◆ **THE PROBLEM**
Find every line with the word "JSON". Copy those lines.

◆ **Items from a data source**

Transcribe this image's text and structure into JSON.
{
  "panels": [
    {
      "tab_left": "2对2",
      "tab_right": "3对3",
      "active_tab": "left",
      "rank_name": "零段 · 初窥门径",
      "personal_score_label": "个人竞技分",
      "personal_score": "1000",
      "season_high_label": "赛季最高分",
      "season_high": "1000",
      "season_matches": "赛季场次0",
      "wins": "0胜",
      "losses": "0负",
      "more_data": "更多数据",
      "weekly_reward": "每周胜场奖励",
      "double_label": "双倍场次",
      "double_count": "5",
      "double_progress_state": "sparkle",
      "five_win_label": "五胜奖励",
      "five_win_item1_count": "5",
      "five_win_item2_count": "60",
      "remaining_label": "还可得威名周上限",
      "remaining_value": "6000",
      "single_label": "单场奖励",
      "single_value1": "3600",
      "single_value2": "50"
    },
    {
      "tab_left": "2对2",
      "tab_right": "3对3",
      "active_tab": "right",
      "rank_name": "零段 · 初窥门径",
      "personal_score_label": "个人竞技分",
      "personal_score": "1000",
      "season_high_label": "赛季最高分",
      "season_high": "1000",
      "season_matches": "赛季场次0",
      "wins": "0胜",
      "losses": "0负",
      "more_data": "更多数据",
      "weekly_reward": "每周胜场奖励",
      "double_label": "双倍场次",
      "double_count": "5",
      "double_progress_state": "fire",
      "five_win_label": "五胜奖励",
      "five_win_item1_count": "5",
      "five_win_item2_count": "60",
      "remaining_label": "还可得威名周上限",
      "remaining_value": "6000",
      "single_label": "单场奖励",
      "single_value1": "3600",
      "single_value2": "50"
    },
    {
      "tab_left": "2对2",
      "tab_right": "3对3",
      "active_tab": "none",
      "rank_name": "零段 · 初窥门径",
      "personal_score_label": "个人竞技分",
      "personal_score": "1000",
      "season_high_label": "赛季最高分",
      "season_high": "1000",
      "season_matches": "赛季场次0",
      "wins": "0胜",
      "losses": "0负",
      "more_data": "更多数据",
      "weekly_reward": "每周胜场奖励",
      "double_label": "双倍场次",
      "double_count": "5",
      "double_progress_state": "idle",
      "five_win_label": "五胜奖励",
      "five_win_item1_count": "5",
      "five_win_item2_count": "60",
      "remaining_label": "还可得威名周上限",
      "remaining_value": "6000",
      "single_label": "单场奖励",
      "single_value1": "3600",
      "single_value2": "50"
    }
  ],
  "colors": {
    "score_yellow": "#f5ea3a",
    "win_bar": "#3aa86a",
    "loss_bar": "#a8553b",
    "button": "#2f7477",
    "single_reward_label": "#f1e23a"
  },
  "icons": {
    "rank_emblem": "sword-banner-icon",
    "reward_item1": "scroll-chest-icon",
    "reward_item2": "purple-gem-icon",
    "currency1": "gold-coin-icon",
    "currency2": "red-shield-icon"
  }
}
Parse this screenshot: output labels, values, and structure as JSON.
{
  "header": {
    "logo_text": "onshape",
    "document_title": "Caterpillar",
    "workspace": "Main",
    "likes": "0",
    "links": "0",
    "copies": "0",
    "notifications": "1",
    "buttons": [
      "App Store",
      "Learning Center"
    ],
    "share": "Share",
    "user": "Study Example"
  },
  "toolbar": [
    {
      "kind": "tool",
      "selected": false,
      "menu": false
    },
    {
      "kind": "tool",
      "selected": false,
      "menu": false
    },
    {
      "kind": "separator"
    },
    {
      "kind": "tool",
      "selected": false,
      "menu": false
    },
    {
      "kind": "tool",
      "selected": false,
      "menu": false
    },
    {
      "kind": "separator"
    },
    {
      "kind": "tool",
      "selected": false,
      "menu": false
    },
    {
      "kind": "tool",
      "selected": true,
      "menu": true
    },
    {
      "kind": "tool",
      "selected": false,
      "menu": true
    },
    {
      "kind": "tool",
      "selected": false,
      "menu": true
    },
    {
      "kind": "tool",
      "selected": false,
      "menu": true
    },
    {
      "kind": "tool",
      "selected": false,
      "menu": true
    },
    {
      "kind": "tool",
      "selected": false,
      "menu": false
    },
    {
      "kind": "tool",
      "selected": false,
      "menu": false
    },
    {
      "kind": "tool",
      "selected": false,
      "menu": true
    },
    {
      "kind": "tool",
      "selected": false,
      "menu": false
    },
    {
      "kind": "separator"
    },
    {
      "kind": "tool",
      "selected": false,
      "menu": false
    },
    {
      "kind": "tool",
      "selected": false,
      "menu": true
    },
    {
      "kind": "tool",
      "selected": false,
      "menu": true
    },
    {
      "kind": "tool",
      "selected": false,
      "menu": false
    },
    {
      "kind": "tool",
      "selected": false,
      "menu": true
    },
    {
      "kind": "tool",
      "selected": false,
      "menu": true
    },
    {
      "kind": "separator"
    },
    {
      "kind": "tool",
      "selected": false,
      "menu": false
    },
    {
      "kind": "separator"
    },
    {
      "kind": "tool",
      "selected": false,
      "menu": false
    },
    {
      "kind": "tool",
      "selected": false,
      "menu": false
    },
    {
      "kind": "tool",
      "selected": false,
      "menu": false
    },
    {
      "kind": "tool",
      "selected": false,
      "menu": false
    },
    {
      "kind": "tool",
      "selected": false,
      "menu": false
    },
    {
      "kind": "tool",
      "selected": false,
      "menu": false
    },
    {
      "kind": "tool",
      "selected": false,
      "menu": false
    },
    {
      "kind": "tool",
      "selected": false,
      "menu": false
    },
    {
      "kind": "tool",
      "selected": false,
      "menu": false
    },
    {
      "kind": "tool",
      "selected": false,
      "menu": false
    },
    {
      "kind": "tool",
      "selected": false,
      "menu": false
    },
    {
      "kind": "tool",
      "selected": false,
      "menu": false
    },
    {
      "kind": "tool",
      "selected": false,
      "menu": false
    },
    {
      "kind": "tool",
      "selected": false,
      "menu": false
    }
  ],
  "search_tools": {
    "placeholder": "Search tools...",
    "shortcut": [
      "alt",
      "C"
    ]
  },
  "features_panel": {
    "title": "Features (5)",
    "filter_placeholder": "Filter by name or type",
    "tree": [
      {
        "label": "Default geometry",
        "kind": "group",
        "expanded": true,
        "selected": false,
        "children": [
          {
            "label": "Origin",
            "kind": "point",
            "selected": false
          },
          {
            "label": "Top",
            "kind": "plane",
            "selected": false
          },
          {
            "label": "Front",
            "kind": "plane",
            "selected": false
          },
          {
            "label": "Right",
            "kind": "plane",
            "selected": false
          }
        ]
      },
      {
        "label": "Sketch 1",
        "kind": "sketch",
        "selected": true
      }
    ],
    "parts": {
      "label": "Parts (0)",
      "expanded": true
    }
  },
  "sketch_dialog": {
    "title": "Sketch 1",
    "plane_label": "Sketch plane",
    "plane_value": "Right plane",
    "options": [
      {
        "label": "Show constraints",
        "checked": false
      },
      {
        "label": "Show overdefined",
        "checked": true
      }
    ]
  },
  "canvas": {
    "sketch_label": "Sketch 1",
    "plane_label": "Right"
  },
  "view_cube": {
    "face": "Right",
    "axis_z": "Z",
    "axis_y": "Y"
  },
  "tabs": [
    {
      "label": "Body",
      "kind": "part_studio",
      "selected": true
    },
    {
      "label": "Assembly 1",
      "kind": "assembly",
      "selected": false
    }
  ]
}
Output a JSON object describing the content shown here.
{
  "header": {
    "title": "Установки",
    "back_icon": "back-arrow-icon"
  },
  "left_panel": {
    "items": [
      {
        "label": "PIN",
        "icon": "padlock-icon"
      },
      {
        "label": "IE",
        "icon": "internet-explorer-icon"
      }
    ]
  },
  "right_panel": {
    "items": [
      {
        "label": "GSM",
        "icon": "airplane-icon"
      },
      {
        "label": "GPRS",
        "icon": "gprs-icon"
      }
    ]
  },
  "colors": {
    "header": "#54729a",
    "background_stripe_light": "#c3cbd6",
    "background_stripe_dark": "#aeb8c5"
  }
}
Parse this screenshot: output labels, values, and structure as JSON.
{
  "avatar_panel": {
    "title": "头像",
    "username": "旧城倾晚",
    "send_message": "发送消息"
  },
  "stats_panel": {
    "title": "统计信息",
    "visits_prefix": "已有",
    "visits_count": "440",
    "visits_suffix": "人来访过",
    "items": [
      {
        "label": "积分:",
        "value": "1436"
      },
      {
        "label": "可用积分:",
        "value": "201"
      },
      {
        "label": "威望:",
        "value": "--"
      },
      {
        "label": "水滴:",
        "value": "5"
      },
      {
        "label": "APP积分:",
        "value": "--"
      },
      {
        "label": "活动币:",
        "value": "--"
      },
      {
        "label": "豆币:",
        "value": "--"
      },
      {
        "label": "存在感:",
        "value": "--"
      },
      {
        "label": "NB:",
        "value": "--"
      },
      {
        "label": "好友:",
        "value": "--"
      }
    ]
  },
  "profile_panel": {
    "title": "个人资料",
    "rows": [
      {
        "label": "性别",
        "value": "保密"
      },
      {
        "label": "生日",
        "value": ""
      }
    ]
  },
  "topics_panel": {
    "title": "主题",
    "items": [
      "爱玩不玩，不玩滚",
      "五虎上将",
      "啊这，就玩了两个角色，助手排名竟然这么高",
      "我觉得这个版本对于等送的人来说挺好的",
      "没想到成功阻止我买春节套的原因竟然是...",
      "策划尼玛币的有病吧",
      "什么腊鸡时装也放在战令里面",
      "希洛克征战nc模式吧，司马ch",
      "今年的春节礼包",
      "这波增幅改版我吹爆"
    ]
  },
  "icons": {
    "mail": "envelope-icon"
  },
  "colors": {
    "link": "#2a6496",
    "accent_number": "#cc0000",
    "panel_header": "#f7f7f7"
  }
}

◆ **WRITTEN RESPONSE**
Transcribe this image's text and structure into JSON.
Parse this screenshot: output labels, values, and structure as JSON.
Output a JSON object describing the content shown here.
Parse this screenshot: output labels, values, and structure as JSON.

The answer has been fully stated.